Stated problem =
List each line of the data that holds the word "this".

Dataset extract =
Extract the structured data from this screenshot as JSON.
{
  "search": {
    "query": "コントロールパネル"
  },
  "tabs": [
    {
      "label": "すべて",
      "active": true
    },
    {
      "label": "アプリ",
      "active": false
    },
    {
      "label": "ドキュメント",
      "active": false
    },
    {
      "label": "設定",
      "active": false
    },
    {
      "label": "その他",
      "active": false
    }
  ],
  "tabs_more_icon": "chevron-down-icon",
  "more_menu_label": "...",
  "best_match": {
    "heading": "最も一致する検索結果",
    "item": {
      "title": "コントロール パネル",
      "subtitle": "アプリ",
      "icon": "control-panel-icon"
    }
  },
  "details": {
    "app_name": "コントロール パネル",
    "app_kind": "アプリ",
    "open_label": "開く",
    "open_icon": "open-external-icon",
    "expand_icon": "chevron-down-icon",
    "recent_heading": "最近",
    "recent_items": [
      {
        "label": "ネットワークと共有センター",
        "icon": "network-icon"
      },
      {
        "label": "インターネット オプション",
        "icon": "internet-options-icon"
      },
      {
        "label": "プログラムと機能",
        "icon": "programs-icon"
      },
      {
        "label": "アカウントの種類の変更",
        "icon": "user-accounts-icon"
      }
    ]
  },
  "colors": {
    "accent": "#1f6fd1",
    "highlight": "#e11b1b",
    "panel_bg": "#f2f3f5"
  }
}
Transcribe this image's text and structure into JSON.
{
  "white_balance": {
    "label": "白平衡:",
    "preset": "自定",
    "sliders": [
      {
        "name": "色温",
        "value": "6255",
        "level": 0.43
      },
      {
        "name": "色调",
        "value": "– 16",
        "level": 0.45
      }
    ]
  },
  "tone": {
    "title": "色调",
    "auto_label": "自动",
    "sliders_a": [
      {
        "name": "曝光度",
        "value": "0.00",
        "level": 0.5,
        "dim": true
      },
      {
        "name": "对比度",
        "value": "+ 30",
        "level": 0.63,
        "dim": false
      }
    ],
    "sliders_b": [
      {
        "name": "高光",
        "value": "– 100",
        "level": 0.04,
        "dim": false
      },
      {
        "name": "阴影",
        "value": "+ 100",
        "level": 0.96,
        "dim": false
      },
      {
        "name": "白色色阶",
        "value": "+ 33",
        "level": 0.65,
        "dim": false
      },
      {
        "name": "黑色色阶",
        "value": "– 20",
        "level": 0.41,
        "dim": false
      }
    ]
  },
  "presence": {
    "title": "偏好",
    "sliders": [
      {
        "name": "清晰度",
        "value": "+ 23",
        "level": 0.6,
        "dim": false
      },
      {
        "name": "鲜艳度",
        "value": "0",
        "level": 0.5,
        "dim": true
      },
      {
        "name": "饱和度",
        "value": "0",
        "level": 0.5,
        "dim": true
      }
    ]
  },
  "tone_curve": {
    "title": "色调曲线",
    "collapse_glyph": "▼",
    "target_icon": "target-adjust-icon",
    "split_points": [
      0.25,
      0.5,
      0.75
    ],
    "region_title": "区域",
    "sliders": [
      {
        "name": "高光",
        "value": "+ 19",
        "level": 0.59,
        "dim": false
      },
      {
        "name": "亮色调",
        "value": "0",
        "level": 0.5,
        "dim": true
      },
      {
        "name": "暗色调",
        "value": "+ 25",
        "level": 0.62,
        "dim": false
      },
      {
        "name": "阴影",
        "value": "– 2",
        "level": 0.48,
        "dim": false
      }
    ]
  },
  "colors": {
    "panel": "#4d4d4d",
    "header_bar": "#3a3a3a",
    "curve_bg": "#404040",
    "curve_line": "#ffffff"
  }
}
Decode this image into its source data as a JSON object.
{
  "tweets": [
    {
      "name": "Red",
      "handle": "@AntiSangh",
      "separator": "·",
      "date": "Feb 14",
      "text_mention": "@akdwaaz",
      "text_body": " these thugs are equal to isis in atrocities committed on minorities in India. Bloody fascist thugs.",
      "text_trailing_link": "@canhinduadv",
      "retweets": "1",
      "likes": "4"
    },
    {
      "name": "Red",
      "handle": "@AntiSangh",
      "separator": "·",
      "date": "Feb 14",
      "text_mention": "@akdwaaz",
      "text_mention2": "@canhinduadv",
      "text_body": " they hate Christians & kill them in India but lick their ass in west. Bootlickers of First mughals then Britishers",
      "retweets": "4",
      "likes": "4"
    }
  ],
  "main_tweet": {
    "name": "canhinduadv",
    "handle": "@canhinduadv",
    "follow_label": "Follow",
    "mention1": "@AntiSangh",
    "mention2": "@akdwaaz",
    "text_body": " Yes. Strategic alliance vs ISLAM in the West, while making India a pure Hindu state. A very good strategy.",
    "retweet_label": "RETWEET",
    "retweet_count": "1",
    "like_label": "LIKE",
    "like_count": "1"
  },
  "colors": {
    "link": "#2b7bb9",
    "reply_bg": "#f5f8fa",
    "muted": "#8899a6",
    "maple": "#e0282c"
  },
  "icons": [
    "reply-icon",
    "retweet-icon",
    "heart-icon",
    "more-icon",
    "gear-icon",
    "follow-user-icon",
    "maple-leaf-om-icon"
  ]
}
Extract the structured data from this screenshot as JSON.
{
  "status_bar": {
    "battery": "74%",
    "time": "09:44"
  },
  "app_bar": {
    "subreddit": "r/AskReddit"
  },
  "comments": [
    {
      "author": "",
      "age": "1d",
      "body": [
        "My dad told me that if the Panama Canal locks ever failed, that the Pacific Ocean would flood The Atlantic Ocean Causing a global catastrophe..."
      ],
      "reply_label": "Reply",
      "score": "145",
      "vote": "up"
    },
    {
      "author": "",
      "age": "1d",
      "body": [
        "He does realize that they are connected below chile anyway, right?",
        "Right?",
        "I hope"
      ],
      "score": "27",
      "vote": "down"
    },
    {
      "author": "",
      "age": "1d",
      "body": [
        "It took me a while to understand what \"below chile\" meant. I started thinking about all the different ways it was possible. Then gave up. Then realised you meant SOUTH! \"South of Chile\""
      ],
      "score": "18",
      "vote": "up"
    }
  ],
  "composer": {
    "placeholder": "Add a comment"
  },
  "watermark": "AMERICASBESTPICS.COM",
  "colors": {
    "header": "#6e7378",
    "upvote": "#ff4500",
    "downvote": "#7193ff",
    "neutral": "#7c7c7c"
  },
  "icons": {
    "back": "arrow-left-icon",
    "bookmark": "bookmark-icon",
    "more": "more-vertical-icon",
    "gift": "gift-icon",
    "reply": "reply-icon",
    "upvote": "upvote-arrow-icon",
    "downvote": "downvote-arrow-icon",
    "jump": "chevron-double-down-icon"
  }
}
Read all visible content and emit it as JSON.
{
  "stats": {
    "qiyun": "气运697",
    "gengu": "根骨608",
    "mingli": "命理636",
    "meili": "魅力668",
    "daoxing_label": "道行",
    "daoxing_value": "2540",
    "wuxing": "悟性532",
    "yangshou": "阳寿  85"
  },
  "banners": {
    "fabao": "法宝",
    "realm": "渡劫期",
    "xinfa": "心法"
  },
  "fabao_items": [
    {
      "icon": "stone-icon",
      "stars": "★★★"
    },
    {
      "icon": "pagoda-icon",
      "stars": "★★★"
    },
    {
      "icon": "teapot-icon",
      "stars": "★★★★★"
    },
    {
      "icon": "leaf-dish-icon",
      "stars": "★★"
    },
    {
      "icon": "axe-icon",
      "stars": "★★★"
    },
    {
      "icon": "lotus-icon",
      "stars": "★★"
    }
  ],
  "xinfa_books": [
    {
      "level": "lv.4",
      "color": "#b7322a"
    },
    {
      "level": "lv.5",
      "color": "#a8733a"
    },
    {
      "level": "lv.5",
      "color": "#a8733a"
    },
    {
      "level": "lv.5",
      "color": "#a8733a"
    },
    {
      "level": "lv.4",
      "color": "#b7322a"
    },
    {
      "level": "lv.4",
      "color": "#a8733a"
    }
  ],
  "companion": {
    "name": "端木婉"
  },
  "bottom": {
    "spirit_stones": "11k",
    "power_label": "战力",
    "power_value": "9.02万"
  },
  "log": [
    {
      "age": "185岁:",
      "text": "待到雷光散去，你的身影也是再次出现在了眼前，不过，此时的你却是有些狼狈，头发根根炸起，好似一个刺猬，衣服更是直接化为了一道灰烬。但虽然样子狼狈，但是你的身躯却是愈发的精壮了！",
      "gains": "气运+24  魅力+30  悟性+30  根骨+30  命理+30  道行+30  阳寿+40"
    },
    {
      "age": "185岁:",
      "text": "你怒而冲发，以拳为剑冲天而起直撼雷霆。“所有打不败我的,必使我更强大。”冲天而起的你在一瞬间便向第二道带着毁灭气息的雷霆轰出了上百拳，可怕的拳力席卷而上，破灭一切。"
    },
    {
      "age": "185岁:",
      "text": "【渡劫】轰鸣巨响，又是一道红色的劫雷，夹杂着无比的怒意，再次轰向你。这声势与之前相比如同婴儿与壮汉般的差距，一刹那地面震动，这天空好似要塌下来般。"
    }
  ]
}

Task output =
Extract the structured data from this screenshot as JSON.
Transcribe this image's text and structure into JSON.
Decode this image into its source data as a JSON object.
Extract the structured data from this screenshot as JSON.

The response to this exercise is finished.